--- start of Information provided ---
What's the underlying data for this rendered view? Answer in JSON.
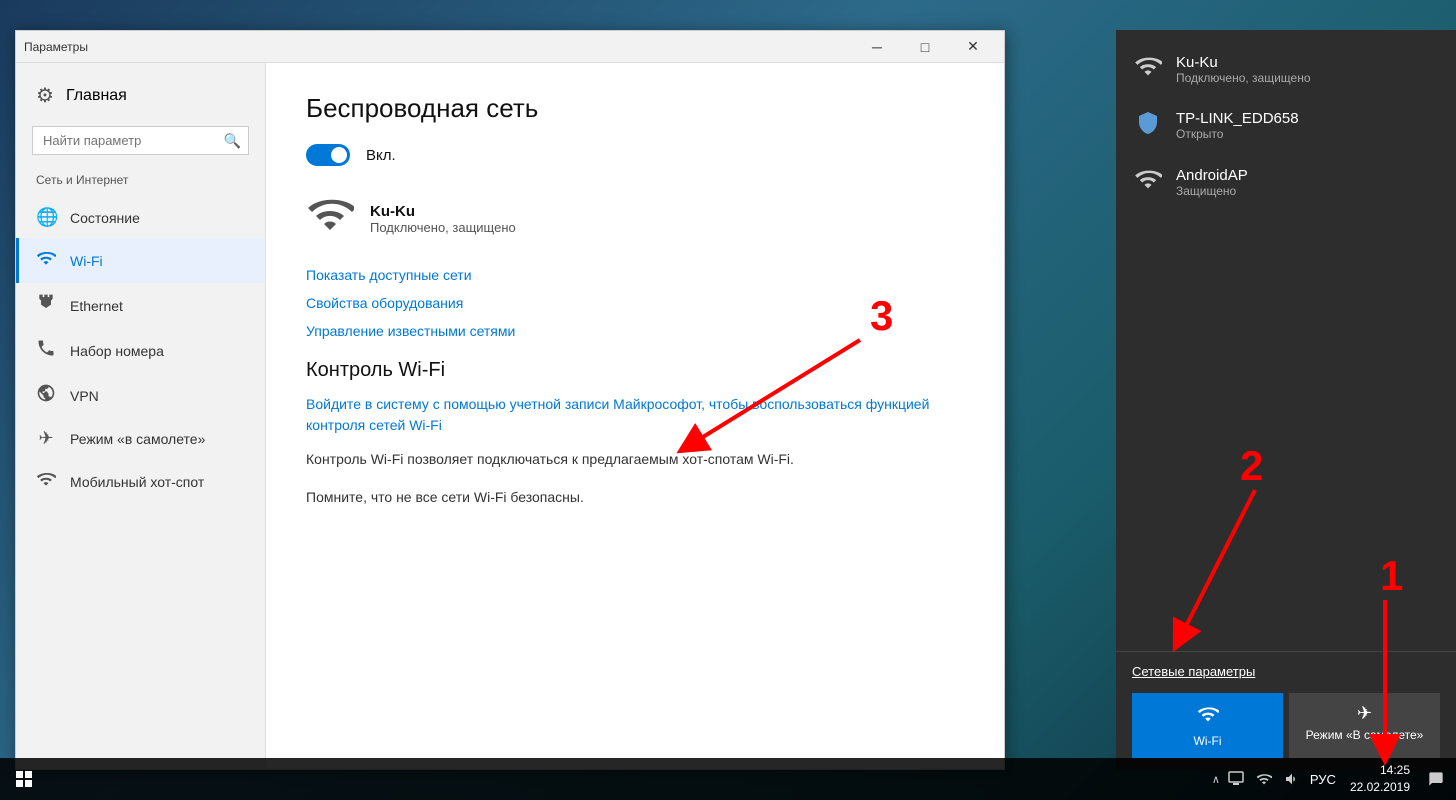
{
  "window": {
    "title": "Параметры",
    "minimize": "─",
    "maximize": "□",
    "close": "✕"
  },
  "sidebar": {
    "home_label": "Главная",
    "search_placeholder": "Найти параметр",
    "section_title": "Сеть и Интернет",
    "items": [
      {
        "id": "status",
        "label": "Состояние",
        "icon": "🌐"
      },
      {
        "id": "wifi",
        "label": "Wi-Fi",
        "icon": "📶",
        "active": true
      },
      {
        "id": "ethernet",
        "label": "Ethernet",
        "icon": "🖥"
      },
      {
        "id": "dialup",
        "label": "Набор номера",
        "icon": "📞"
      },
      {
        "id": "vpn",
        "label": "VPN",
        "icon": "🔗"
      },
      {
        "id": "airplane",
        "label": "Режим «в самолете»",
        "icon": "✈"
      },
      {
        "id": "hotspot",
        "label": "Мобильный хот-спот",
        "icon": "📡"
      }
    ]
  },
  "main": {
    "page_title": "Беспроводная сеть",
    "toggle_label": "Вкл.",
    "network_name": "Ku-Ku",
    "network_status": "Подключено, защищено",
    "link_show_networks": "Показать доступные сети",
    "link_hardware_props": "Свойства оборудования",
    "link_manage_networks": "Управление известными сетями",
    "wifi_control_title": "Контроль Wi-Fi",
    "wifi_control_link": "Войдите в систему с помощью учетной записи Майкрософот, чтобы воспользоваться функцией контроля сетей Wi-Fi",
    "wifi_control_desc": "Контроль Wi-Fi позволяет подключаться к предлагаемым хот-спотам Wi-Fi.",
    "wifi_control_note": "Помните, что не все сети Wi-Fi безопасны."
  },
  "flyout": {
    "networks": [
      {
        "name": "Ku-Ku",
        "status": "Подключено, защищено",
        "icon": "wifi",
        "connected": true
      },
      {
        "name": "TP-LINK_EDD658",
        "status": "Открыто",
        "icon": "shield"
      },
      {
        "name": "AndroidAP",
        "status": "Защищено",
        "icon": "wifi"
      }
    ],
    "settings_link": "Сетевые параметры",
    "quick_actions": [
      {
        "id": "wifi",
        "label": "Wi-Fi",
        "icon": "📶",
        "active": true
      },
      {
        "id": "airplane",
        "label": "Режим «В самолете»",
        "icon": "✈",
        "active": false
      }
    ]
  },
  "taskbar": {
    "time": "14:25",
    "date": "22.02.2019",
    "language": "РУС"
  },
  "numbers": {
    "n1": "1",
    "n2": "2",
    "n3": "3"
  }
}
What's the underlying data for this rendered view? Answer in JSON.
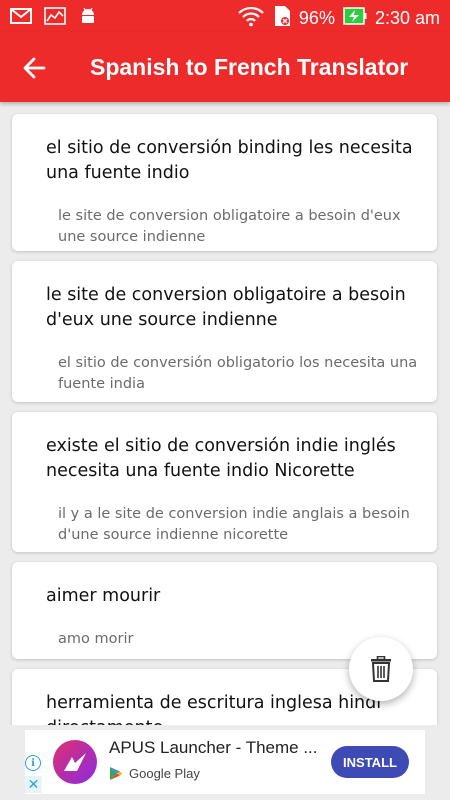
{
  "status_bar": {
    "battery": "96%",
    "time": "2:30 am"
  },
  "app_bar": {
    "title": "Spanish to French Translator"
  },
  "history": [
    {
      "source": "el sitio de conversión binding les necesita una fuente indio",
      "translation": "le site de conversion obligatoire a besoin d'eux une source indienne"
    },
    {
      "source": "le site de conversion obligatoire a besoin d'eux une source indienne",
      "translation": "el sitio de conversión obligatorio los necesita una fuente india"
    },
    {
      "source": "existe el sitio de conversión indie inglés necesita una fuente indio Nicorette",
      "translation": "il y a le site de conversion indie anglais a besoin d'une source indienne nicorette"
    },
    {
      "source": "aimer mourir",
      "translation": "amo morir"
    },
    {
      "source": "herramienta de escritura inglesa hindi directamente",
      "translation": ""
    }
  ],
  "ad": {
    "title": "APUS Launcher - Theme ...",
    "store": "Google Play",
    "install_label": "INSTALL"
  },
  "colors": {
    "primary": "#ee2b2b",
    "install_button": "#3f4bb5"
  }
}
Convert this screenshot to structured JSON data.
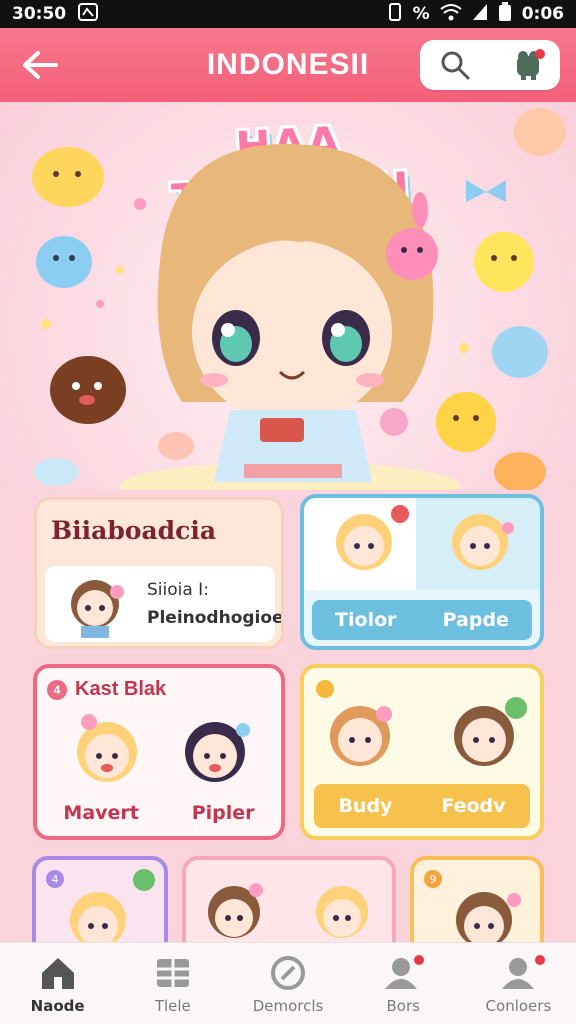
{
  "status_bar": {
    "time": "30:50",
    "battery": "%",
    "right_time": "0:06"
  },
  "header": {
    "title": "INDONESII"
  },
  "hero": {
    "title": "HAA TUOPEAH"
  },
  "cards": {
    "card1": {
      "title": "Biiaboadcia",
      "line1": "Siioia I:",
      "line2": "Pleinodhogioe"
    },
    "card2": {
      "left_label": "Tiolor",
      "right_label": "Papde"
    },
    "card3": {
      "badge": "4",
      "title": "Kast Blak",
      "left_label": "Mavert",
      "right_label": "Pipler"
    },
    "card4": {
      "left_label": "Budy",
      "right_label": "Feodv"
    },
    "card5": {
      "badge": "4"
    },
    "card7": {
      "badge": "9"
    }
  },
  "nav": {
    "items": [
      {
        "label": "Naode",
        "icon": "home-icon"
      },
      {
        "label": "Tlele",
        "icon": "grid-icon"
      },
      {
        "label": "Demorcls",
        "icon": "compass-icon"
      },
      {
        "label": "Bors",
        "icon": "profile-icon"
      },
      {
        "label": "Conloers",
        "icon": "user-icon"
      }
    ]
  },
  "colors": {
    "accent": "#f45f79",
    "background": "#fbd3dc",
    "blue": "#6dbfe0",
    "yellow": "#f6c24d"
  }
}
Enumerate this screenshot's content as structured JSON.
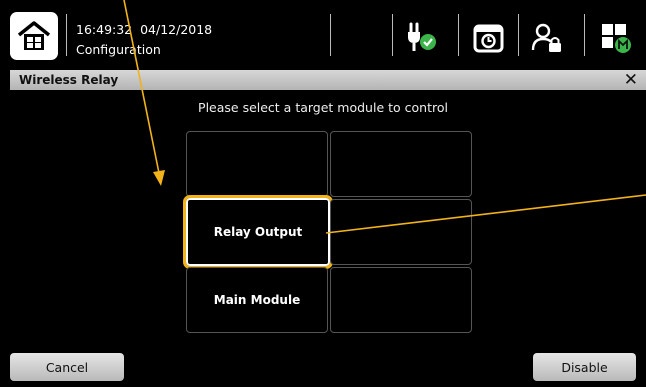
{
  "header": {
    "time": "16:49:32",
    "date": "04/12/2018",
    "subtitle": "Configuration"
  },
  "icons": [
    "home-icon",
    "power-plug-check-icon",
    "alarm-clock-icon",
    "user-lock-icon",
    "main-module-grid-icon"
  ],
  "dialog": {
    "title": "Wireless Relay",
    "prompt": "Please select a target module to control",
    "grid": [
      [
        "",
        ""
      ],
      [
        "Relay Output",
        ""
      ],
      [
        "Main Module",
        ""
      ]
    ],
    "selected": "Relay Output",
    "cancel_label": "Cancel",
    "disable_label": "Disable"
  },
  "colors": {
    "highlight": "#f2b21a",
    "status_green": "#3bb54a",
    "background": "#000000"
  }
}
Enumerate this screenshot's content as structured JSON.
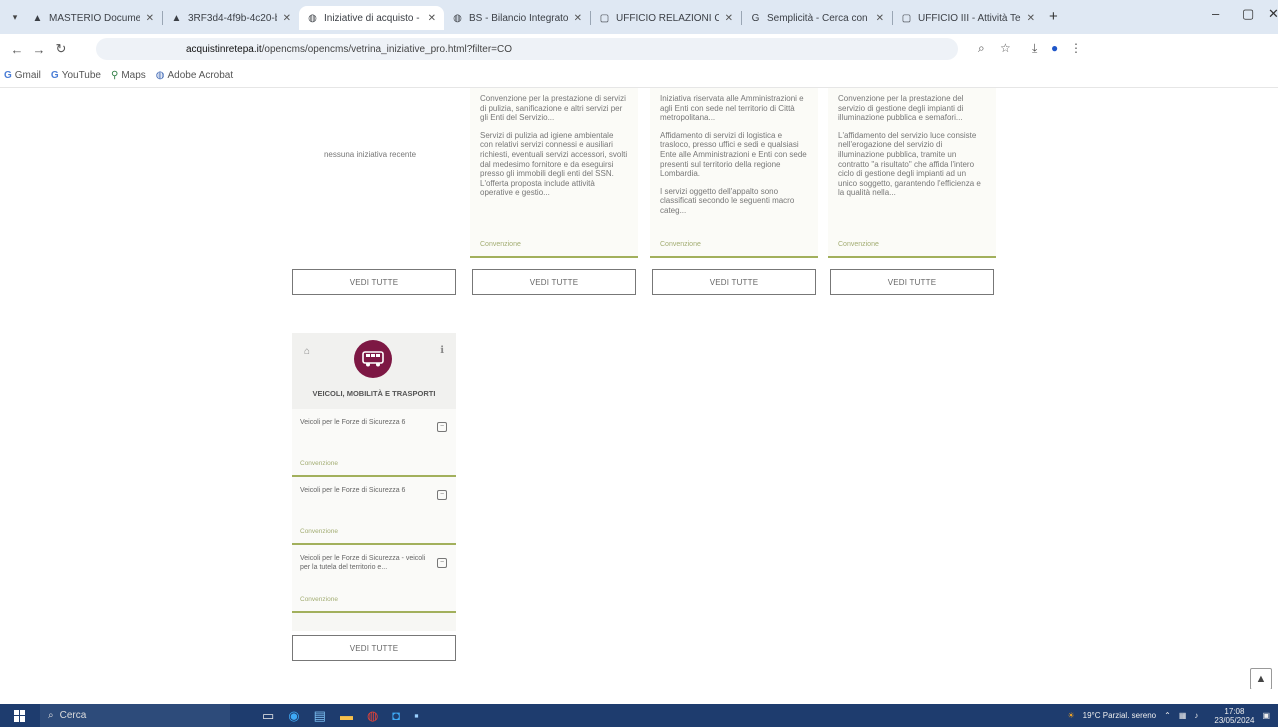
--- end of Information provided ---
Gather up, from the records above, each line where the word "самолете" appears.

        "label": "Режим «в самолете»",
        "label": "Режим «В самолете»",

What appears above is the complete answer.